• REQUIRED WORK:
Report how many lines in the records below contain the word "type". Give only the number.

• GIVEN INFORMATION:
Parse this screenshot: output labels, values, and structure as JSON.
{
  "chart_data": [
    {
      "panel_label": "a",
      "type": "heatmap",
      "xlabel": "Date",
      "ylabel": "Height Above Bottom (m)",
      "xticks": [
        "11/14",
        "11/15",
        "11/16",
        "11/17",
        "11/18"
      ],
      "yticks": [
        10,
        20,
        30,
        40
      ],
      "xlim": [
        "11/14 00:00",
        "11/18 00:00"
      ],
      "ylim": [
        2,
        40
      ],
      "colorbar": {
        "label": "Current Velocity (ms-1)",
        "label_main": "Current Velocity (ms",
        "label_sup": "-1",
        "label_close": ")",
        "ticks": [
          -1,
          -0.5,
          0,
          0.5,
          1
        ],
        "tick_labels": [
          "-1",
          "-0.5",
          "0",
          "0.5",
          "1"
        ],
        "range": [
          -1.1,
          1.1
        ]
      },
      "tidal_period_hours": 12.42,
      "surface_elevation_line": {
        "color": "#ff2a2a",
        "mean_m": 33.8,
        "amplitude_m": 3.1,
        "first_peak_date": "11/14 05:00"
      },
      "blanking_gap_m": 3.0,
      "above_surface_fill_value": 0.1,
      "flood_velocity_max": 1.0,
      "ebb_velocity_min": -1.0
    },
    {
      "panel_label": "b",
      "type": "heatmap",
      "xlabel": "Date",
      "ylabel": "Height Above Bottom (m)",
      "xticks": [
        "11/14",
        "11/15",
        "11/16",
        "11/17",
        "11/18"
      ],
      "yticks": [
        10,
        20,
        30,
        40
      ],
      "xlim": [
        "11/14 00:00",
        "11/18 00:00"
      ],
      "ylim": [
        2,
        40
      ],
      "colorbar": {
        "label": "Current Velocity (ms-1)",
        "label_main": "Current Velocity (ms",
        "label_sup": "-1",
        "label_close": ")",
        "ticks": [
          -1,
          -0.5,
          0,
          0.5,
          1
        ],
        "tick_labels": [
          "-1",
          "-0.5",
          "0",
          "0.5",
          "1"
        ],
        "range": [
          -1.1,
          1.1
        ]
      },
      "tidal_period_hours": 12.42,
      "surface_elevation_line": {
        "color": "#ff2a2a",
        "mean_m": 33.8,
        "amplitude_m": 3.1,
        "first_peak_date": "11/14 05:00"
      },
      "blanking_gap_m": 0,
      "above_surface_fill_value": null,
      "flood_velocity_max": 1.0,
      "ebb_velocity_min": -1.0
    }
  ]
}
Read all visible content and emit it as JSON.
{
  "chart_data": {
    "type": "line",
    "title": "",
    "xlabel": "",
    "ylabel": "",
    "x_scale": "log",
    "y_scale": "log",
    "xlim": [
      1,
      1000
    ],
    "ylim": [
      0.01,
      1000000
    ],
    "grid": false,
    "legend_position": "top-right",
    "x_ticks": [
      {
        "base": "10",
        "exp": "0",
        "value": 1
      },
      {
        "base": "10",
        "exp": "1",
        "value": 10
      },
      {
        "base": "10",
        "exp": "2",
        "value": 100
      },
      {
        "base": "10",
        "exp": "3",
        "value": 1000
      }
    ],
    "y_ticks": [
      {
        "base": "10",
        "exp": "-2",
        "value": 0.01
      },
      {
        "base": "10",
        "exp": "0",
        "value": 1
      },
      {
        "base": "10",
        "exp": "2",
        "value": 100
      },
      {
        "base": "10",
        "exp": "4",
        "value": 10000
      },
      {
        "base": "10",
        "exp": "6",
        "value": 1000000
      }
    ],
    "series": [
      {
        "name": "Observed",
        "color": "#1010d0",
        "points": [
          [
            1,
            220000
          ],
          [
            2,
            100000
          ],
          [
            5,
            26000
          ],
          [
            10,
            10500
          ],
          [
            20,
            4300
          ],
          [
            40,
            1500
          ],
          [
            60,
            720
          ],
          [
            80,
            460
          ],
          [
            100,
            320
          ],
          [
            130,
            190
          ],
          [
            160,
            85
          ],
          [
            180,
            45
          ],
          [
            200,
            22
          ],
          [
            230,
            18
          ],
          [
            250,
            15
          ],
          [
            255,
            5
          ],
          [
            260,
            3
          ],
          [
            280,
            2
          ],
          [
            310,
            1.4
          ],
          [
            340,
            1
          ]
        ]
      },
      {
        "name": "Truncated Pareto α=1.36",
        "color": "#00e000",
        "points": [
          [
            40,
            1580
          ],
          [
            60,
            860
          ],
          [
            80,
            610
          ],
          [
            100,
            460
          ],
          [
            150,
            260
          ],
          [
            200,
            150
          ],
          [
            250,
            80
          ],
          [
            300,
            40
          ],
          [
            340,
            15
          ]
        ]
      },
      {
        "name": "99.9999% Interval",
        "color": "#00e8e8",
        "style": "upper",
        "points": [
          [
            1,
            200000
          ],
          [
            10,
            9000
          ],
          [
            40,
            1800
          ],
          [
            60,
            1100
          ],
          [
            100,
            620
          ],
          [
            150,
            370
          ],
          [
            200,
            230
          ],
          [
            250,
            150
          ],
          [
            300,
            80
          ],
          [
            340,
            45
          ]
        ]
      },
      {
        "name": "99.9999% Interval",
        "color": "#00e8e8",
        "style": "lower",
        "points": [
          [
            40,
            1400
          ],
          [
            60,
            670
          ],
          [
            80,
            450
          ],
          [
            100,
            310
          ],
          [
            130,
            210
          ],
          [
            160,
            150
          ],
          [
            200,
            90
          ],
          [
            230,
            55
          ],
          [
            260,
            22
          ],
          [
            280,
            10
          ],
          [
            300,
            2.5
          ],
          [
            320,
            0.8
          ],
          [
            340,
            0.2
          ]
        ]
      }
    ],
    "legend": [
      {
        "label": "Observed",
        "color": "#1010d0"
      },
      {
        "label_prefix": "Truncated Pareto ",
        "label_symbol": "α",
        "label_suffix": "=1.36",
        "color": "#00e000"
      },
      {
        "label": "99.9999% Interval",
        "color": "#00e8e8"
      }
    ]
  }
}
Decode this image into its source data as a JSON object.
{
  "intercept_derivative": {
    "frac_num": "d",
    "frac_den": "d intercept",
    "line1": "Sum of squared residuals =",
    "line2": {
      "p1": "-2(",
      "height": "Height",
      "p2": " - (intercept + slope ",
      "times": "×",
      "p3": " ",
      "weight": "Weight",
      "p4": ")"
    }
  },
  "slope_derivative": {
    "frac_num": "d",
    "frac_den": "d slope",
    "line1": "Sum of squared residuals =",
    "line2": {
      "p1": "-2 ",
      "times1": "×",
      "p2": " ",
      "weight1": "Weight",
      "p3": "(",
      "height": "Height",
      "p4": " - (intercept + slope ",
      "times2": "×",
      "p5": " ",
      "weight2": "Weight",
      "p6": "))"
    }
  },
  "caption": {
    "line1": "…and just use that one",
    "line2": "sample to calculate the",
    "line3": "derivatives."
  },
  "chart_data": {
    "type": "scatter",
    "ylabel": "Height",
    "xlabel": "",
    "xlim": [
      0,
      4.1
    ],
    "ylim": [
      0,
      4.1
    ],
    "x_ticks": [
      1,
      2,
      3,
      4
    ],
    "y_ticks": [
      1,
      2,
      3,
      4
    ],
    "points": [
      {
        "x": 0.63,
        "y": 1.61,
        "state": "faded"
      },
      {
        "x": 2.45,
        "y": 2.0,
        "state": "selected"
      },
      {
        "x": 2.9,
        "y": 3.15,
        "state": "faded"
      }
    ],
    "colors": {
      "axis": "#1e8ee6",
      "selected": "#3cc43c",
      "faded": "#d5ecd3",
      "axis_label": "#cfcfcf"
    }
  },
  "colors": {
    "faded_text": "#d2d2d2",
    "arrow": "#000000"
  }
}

• THE RESPONSE:
4